▸ WHAT THE TASK REQUIRES
Identify and pull out each line of the entries in which "forms" occurs.
╔══
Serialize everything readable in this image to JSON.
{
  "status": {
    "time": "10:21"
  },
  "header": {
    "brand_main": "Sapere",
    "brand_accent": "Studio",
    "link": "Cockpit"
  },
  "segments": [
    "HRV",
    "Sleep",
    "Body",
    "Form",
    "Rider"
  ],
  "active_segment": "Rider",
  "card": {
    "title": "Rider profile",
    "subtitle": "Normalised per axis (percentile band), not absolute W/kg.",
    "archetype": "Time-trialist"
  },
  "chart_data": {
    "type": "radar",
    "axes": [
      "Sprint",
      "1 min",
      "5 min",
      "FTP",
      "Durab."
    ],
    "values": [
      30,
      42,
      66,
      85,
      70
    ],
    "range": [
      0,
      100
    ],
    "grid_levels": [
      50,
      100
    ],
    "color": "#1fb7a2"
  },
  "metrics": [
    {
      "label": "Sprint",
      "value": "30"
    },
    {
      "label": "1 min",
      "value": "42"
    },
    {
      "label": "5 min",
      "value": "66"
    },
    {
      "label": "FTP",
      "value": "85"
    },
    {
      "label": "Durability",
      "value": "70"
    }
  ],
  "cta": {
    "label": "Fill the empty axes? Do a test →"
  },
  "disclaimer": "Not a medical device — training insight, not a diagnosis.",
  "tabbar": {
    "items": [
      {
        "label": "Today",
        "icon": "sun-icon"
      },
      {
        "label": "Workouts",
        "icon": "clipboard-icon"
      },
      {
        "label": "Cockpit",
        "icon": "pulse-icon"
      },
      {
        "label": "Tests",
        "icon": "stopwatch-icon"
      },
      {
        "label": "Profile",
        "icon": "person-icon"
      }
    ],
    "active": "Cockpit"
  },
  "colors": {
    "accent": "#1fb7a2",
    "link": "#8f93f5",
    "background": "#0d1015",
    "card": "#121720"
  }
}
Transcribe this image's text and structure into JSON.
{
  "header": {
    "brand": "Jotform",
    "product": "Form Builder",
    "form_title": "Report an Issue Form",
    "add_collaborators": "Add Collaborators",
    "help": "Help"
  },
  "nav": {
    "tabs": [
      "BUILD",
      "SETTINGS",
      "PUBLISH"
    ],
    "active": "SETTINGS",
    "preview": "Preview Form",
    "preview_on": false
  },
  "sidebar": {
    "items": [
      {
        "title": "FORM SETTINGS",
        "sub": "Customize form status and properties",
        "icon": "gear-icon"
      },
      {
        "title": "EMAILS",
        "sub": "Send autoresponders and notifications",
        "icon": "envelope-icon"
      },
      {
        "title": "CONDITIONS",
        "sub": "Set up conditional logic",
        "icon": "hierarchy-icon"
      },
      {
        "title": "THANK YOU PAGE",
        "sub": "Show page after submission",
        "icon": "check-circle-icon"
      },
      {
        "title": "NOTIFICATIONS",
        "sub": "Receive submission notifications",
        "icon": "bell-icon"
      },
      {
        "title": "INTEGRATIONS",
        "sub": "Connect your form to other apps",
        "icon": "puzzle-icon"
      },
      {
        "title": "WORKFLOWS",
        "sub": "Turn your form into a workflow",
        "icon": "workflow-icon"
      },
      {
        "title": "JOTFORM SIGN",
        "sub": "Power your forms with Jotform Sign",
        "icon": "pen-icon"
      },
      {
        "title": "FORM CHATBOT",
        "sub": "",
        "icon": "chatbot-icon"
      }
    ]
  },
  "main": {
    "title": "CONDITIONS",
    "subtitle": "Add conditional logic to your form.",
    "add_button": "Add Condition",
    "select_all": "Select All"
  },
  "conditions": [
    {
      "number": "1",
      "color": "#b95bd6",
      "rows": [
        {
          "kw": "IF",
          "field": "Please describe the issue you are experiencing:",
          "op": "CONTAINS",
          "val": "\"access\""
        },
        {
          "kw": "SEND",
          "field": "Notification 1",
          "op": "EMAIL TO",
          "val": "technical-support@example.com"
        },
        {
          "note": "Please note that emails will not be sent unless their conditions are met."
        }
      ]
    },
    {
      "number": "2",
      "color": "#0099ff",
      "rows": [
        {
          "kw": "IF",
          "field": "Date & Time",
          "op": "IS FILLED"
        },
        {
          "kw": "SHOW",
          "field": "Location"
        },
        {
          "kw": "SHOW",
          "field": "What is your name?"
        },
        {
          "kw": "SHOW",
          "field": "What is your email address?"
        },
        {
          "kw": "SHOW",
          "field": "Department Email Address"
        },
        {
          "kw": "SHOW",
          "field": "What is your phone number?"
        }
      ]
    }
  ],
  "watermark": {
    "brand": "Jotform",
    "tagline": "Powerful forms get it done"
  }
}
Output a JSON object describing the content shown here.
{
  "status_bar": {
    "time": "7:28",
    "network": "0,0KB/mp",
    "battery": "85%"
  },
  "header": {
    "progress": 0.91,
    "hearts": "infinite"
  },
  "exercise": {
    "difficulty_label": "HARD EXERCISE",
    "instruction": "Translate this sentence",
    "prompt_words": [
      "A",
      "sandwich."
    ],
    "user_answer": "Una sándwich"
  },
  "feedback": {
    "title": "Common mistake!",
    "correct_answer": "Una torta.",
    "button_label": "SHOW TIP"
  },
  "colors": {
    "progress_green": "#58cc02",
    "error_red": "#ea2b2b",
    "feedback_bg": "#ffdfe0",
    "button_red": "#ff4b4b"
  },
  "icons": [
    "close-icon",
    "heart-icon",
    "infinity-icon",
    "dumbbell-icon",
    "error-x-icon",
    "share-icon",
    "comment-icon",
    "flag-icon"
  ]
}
╚══
▸ CORRECT ANSWER
        "sub": "Power your forms with Jotform Sign",
    "tagline": "Powerful forms get it done"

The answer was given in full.